> **What you will do**: Check every line below for the word "timeframe" and copy the ones that have it.

> **Material supplied**:
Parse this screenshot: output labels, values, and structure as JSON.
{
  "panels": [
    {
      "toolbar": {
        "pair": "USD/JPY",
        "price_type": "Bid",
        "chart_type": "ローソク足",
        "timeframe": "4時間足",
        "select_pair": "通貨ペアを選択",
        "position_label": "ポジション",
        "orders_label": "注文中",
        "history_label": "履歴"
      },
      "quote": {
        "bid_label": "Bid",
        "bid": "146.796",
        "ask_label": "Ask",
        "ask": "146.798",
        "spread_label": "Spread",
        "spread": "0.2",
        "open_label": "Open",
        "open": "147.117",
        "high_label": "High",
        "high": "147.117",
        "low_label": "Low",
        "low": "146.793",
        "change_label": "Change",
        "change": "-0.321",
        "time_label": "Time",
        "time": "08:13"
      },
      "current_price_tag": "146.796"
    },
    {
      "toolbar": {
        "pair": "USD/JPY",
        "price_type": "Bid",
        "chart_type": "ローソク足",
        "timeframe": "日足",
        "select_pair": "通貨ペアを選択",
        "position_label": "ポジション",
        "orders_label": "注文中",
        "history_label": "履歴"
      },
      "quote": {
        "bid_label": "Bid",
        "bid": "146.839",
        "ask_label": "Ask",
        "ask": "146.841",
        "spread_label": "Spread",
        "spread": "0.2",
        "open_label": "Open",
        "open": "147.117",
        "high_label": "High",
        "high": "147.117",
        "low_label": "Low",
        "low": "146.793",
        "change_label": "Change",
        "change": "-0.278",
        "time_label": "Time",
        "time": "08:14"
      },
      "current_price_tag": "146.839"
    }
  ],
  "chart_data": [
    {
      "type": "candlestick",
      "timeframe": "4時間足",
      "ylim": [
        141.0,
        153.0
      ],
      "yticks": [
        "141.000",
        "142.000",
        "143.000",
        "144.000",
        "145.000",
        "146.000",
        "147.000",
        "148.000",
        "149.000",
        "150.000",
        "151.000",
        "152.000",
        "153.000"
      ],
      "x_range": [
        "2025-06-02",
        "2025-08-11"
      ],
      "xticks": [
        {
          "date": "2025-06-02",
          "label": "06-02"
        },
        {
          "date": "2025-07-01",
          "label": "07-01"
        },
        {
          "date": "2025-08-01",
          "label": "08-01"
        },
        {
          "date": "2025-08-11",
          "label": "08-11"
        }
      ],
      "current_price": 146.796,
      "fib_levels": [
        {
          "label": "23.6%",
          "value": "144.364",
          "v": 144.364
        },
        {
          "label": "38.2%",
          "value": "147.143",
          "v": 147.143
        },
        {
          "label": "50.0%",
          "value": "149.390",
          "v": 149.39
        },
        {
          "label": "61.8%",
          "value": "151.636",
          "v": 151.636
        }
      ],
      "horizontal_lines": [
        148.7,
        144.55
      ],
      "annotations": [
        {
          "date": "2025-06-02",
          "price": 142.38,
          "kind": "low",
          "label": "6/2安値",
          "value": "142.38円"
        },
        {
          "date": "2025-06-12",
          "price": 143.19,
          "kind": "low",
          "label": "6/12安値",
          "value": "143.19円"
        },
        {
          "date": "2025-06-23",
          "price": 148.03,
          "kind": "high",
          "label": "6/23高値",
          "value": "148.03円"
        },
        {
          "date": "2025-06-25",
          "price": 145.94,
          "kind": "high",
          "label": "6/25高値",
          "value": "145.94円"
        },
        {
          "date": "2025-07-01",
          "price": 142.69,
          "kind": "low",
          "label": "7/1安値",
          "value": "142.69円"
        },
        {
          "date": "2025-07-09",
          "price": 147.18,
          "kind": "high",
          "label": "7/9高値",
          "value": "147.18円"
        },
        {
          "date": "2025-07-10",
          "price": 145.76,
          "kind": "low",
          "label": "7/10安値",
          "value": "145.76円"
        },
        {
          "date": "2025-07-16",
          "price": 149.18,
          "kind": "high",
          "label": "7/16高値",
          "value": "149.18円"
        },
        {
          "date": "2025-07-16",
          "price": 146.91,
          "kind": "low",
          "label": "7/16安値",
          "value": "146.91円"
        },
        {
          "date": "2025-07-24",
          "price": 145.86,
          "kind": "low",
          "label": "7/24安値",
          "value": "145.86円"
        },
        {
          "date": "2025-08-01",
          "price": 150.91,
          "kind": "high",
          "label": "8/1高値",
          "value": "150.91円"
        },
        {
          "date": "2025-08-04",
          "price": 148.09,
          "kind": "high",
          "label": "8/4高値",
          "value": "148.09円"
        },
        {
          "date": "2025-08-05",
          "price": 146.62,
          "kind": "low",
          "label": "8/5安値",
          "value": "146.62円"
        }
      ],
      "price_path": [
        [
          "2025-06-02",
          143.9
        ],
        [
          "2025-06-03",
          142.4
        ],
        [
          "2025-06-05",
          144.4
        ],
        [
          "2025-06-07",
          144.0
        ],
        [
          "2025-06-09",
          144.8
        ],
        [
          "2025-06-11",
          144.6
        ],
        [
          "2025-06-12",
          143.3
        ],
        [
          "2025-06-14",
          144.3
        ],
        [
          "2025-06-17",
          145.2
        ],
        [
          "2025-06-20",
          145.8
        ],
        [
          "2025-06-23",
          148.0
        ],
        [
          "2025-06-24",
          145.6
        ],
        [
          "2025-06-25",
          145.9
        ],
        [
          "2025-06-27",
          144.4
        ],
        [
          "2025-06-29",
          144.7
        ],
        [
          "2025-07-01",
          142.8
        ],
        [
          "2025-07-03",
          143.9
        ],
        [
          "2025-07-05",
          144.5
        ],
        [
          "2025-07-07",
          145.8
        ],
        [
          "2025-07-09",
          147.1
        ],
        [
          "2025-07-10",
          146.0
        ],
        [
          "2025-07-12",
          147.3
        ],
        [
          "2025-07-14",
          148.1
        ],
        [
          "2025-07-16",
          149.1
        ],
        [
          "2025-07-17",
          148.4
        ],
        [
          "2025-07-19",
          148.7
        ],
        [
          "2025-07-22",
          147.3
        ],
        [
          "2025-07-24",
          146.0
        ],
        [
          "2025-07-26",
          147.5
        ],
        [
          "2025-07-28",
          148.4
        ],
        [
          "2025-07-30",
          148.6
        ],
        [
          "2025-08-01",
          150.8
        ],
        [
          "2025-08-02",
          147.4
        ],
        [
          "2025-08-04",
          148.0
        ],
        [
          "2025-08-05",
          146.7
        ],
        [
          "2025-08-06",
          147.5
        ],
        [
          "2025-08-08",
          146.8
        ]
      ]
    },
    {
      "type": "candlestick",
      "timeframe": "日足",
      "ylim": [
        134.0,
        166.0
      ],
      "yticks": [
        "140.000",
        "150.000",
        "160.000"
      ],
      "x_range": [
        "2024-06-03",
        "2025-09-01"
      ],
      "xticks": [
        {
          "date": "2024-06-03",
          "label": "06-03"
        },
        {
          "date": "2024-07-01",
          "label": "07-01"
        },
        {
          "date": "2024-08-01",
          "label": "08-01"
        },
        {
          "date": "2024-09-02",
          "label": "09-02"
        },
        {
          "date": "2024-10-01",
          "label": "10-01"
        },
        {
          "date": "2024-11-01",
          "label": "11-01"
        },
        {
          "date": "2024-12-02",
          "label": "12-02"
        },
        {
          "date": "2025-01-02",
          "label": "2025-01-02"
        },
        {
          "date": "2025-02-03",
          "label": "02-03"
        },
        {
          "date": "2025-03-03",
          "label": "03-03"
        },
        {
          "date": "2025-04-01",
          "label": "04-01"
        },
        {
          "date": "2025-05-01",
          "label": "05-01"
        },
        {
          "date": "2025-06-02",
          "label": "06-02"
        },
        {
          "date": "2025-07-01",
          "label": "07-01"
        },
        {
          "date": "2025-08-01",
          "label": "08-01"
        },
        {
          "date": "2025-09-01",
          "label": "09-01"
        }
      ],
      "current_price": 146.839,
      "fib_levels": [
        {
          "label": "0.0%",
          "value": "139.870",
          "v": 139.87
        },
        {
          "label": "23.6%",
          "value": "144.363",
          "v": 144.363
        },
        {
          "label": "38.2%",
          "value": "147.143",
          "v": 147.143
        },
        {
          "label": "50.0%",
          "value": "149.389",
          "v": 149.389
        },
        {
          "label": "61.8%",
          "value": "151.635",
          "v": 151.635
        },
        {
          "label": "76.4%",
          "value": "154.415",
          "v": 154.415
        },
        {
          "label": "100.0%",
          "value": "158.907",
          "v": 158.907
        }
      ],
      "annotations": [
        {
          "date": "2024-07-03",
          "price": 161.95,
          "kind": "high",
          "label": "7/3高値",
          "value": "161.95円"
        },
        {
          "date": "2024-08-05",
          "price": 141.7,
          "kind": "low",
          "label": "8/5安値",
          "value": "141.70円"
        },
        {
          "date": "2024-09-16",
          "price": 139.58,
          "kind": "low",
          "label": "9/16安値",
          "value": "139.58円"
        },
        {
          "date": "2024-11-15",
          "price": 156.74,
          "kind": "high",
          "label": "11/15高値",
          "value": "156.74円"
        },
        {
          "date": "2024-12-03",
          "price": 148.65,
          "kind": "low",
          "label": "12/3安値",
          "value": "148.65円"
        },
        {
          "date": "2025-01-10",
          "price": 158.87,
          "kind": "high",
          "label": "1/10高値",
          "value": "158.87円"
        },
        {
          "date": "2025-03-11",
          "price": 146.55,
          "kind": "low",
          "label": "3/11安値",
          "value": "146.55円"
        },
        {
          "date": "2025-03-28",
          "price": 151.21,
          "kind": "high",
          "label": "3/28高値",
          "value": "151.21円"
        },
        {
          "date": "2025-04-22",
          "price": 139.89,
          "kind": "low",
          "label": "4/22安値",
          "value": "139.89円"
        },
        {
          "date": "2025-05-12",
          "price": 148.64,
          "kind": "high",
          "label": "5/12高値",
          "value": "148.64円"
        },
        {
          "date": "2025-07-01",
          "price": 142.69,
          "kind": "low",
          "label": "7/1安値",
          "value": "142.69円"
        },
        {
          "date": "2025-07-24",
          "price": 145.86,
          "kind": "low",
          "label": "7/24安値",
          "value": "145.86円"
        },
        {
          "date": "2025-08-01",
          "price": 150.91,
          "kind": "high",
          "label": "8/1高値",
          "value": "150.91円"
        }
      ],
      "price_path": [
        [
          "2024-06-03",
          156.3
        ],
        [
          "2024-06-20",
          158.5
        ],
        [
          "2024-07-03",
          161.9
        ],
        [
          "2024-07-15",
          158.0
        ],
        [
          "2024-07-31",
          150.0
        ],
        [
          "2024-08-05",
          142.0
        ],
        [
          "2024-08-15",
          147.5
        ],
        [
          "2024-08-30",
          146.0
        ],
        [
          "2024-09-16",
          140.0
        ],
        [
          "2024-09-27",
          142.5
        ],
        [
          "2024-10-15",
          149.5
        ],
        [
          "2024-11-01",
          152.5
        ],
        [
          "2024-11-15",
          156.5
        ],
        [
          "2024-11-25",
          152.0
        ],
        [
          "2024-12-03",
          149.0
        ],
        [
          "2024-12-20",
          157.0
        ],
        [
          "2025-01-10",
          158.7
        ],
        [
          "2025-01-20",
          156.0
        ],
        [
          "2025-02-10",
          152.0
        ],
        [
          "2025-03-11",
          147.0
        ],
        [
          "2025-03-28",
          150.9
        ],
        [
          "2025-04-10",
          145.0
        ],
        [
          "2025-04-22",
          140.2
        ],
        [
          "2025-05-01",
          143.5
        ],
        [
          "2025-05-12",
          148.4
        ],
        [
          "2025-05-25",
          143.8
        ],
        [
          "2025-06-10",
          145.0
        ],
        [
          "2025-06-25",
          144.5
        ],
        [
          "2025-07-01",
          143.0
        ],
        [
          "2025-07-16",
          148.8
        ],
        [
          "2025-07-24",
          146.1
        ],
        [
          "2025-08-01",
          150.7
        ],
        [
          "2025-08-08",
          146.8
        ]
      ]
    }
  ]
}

> **Output for this exercise**:
        "timeframe": "4時間足",
        "timeframe": "日足",
      "timeframe": "4時間足",
      "timeframe": "日足",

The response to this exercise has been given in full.